WORK ORDER — Retype the entries in full, exactly.

DATA SECTION —

────────

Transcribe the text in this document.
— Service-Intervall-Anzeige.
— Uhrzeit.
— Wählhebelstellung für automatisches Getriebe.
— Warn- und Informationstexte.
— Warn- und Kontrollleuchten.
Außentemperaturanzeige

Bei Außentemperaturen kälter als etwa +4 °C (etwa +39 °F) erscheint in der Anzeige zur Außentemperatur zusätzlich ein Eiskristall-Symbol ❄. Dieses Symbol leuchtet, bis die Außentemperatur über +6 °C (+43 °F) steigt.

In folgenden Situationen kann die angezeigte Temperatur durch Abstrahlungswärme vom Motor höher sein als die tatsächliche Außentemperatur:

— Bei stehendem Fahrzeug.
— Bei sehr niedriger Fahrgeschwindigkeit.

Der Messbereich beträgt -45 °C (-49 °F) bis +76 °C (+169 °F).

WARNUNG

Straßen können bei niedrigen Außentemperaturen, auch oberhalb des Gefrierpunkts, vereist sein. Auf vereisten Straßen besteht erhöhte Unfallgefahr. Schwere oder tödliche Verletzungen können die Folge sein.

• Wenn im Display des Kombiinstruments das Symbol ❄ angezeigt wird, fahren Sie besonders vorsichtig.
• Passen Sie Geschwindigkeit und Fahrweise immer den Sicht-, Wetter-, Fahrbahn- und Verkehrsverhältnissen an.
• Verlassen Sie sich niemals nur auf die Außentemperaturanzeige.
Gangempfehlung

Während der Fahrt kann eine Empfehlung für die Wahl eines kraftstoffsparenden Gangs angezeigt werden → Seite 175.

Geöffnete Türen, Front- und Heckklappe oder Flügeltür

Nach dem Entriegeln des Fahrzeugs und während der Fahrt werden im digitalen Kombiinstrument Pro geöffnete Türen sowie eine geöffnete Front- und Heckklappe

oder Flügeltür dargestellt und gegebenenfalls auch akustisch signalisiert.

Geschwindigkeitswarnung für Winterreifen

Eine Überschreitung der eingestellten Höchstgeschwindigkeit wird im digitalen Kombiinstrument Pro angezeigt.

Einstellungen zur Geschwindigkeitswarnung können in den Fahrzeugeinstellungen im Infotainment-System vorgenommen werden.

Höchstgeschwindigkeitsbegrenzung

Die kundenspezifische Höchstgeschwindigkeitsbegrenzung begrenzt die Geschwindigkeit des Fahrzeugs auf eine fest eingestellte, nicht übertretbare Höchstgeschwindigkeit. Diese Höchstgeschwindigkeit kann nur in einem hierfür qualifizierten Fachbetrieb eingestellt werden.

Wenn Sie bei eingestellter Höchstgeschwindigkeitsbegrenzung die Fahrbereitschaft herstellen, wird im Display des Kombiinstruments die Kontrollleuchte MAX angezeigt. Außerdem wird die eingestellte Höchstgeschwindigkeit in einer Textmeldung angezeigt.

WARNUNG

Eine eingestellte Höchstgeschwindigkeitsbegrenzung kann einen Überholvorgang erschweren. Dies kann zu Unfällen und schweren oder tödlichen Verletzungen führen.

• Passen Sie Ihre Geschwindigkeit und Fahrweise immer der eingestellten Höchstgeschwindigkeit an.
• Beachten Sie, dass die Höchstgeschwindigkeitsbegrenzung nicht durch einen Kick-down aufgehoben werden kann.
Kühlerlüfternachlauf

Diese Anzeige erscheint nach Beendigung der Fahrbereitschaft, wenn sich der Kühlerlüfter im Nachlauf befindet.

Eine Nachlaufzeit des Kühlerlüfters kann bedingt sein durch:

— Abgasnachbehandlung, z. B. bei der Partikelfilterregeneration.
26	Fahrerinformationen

────────

RESPONSE TO THE TASK —
Transcribe the text in this document.
— Service-Intervall-Anzeige.
— Uhrzeit.
— Wählhebelstellung für automatisches Getriebe.
— Warn- und Informationstexte.
— Warn- und Kontrollleuchten.
Außentemperaturanzeige

Bei Außentemperaturen kälter als etwa +4 °C (etwa +39 °F) erscheint in der Anzeige zur Außentemperatur zusätzlich ein Eiskristall-Symbol ❄. Dieses Symbol leuchtet, bis die Außentemperatur über +6 °C (+43 °F) steigt.

In folgenden Situationen kann die angezeigte Temperatur durch Abstrahlungswärme vom Motor höher sein als die tatsächliche Außentemperatur:

— Bei stehendem Fahrzeug.
— Bei sehr niedriger Fahrgeschwindigkeit.

Der Messbereich beträgt -45 °C (-49 °F) bis +76 °C (+169 °F).

WARNUNG

Straßen können bei niedrigen Außentemperaturen, auch oberhalb des Gefrierpunkts, vereist sein. Auf vereisten Straßen besteht erhöhte Unfallgefahr. Schwere oder tödliche Verletzungen können die Folge sein.

• Wenn im Display des Kombiinstruments das Symbol ❄ angezeigt wird, fahren Sie besonders vorsichtig.
• Passen Sie Geschwindigkeit und Fahrweise immer den Sicht-, Wetter-, Fahrbahn- und Verkehrsverhältnissen an.
• Verlassen Sie sich niemals nur auf die Außentemperaturanzeige.
Gangempfehlung

Während der Fahrt kann eine Empfehlung für die Wahl eines kraftstoffsparenden Gangs angezeigt werden → Seite 175.

Geöffnete Türen, Front- und Heckklappe oder Flügeltür

Nach dem Entriegeln des Fahrzeugs und während der Fahrt werden im digitalen Kombiinstrument Pro geöffnete Türen sowie eine geöffnete Front- und Heckklappe

oder Flügeltür dargestellt und gegebenenfalls auch akustisch signalisiert.

Geschwindigkeitswarnung für Winterreifen

Eine Überschreitung der eingestellten Höchstgeschwindigkeit wird im digitalen Kombiinstrument Pro angezeigt.

Einstellungen zur Geschwindigkeitswarnung können in den Fahrzeugeinstellungen im Infotainment-System vorgenommen werden.

Höchstgeschwindigkeitsbegrenzung

Die kundenspezifische Höchstgeschwindigkeitsbegrenzung begrenzt die Geschwindigkeit des Fahrzeugs auf eine fest eingestellte, nicht übertretbare Höchstgeschwindigkeit. Diese Höchstgeschwindigkeit kann nur in einem hierfür qualifizierten Fachbetrieb eingestellt werden.

Wenn Sie bei eingestellter Höchstgeschwindigkeitsbegrenzung die Fahrbereitschaft herstellen, wird im Display des Kombiinstruments die Kontrollleuchte MAX angezeigt. Außerdem wird die eingestellte Höchstgeschwindigkeit in einer Textmeldung angezeigt.

WARNUNG

Eine eingestellte Höchstgeschwindigkeitsbegrenzung kann einen Überholvorgang erschweren. Dies kann zu Unfällen und schweren oder tödlichen Verletzungen führen.

• Passen Sie Ihre Geschwindigkeit und Fahrweise immer der eingestellten Höchstgeschwindigkeit an.
• Beachten Sie, dass die Höchstgeschwindigkeitsbegrenzung nicht durch einen Kick-down aufgehoben werden kann.
Kühlerlüfternachlauf

Diese Anzeige erscheint nach Beendigung der Fahrbereitschaft, wenn sich der Kühlerlüfter im Nachlauf befindet.

Eine Nachlaufzeit des Kühlerlüfters kann bedingt sein durch:

— Abgasnachbehandlung, z. B. bei der Partikelfilterregeneration.
26	Fahrerinformationen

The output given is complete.